** BEGIN Materials provided **
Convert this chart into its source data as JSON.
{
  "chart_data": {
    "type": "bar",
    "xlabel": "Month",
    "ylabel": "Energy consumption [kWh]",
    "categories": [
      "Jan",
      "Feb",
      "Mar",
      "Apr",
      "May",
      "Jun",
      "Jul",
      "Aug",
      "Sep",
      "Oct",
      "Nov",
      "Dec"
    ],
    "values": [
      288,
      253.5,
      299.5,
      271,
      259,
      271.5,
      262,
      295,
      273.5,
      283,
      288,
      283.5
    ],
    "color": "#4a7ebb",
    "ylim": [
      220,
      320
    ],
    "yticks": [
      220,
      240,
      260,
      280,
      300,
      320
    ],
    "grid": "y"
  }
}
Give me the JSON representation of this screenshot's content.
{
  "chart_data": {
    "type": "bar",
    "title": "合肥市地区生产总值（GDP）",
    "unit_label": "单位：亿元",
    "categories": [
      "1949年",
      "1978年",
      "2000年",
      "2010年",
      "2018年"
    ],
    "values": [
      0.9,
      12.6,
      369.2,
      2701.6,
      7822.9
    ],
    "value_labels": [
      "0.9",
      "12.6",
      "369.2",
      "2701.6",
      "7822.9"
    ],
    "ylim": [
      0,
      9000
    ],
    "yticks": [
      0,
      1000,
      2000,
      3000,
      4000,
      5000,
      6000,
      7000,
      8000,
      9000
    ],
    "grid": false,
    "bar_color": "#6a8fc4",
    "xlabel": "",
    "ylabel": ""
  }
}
** END Materials provided **
> _Your task_
Where a line above contains the word "ylabel", copy that line.

> _Response for this exercise_
    "ylabel": "Energy consumption [kWh]",
    "ylabel": ""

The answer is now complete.